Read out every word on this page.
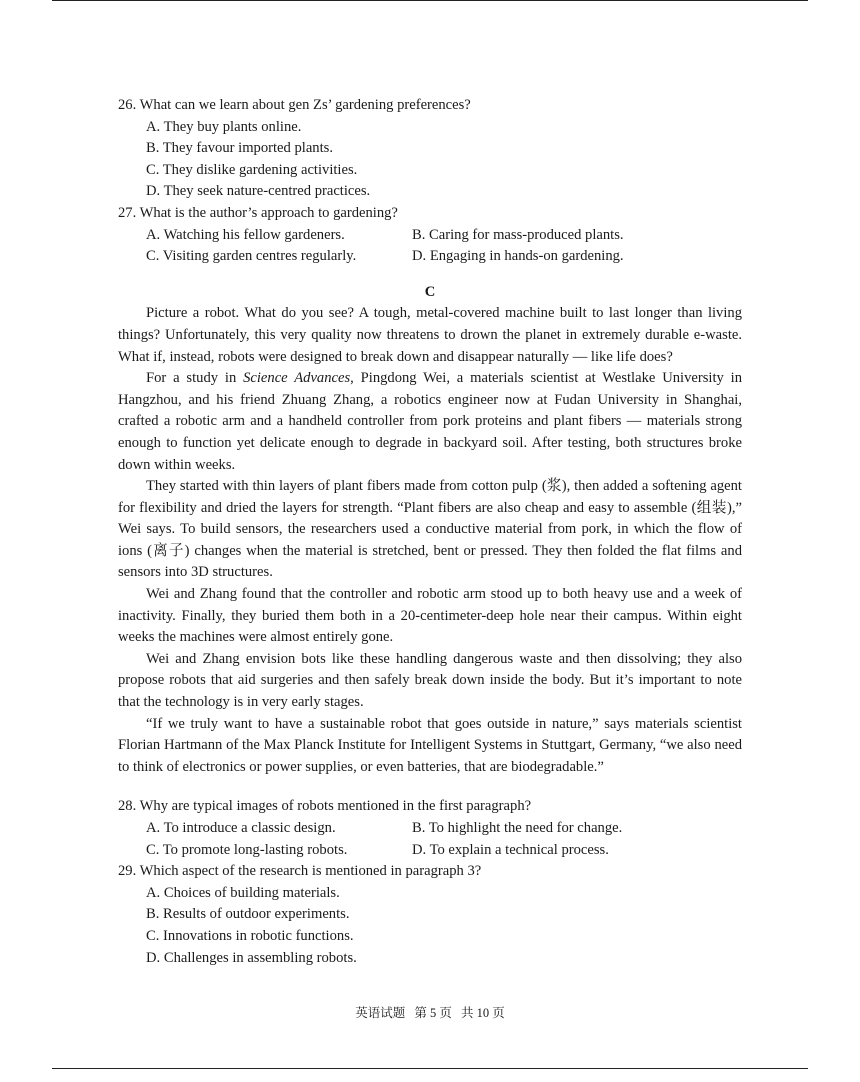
26. What can we learn about gen Zs’ gardening preferences?

A. They buy plants online.

B. They favour imported plants.

C. They dislike gardening activities.

D. They seek nature-centred practices.

27. What is the author’s approach to gardening?

A. Watching his fellow gardeners.	B. Caring for mass-produced plants.

C. Visiting garden centres regularly.	D. Engaging in hands-on gardening.

C

Picture a robot. What do you see? A tough, metal-covered machine built to last longer than living things? Unfortunately, this very quality now threatens to drown the planet in extremely durable e-waste. What if, instead, robots were designed to break down and disappear naturally — like life does?

For a study in Science Advances, Pingdong Wei, a materials scientist at Westlake University in Hangzhou, and his friend Zhuang Zhang, a robotics engineer now at Fudan University in Shanghai, crafted a robotic arm and a handheld controller from pork proteins and plant fibers — materials strong enough to function yet delicate enough to degrade in backyard soil. After testing, both structures broke down within weeks.

They started with thin layers of plant fibers made from cotton pulp (浆), then added a softening agent for flexibility and dried the layers for strength. “Plant fibers are also cheap and easy to assemble (组装),” Wei says. To build sensors, the researchers used a conductive material from pork, in which the flow of ions (离子) changes when the material is stretched, bent or pressed. They then folded the flat films and sensors into 3D structures.

Wei and Zhang found that the controller and robotic arm stood up to both heavy use and a week of inactivity. Finally, they buried them both in a 20-centimeter-deep hole near their campus. Within eight weeks the machines were almost entirely gone.

Wei and Zhang envision bots like these handling dangerous waste and then dissolving; they also propose robots that aid surgeries and then safely break down inside the body. But it’s important to note that the technology is in very early stages.

“If we truly want to have a sustainable robot that goes outside in nature,” says materials scientist Florian Hartmann of the Max Planck Institute for Intelligent Systems in Stuttgart, Germany, “we also need to think of electronics or power supplies, or even batteries, that are biodegradable.”

28. Why are typical images of robots mentioned in the first paragraph?

A. To introduce a classic design.	B. To highlight the need for change.

C. To promote long-lasting robots.	D. To explain a technical process.

29. Which aspect of the research is mentioned in paragraph 3?

A. Choices of building materials.

B. Results of outdoor experiments.

C. Innovations in robotic functions.

D. Challenges in assembling robots.

英语试题 第 5 页 共 10 页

• Goal of the exercise: Each line of the material that has the word "robots" belongs in the answer.

• Response to the task:
Picture a robot. What do you see? A tough, metal-covered machine built to last longer than living things? Unfortunately, this very quality now threatens to drown the planet in extremely durable e-waste. What if, instead, robots were designed to break down and disappear naturally — like life does?
Wei and Zhang envision bots like these handling dangerous waste and then dissolving; they also propose robots that aid surgeries and then safely break down inside the body. But it’s important to note that the technology is in very early stages.
28. Why are typical images of robots mentioned in the first paragraph?
C. To promote long-lasting robots.	D. To explain a technical process.
D. Challenges in assembling robots.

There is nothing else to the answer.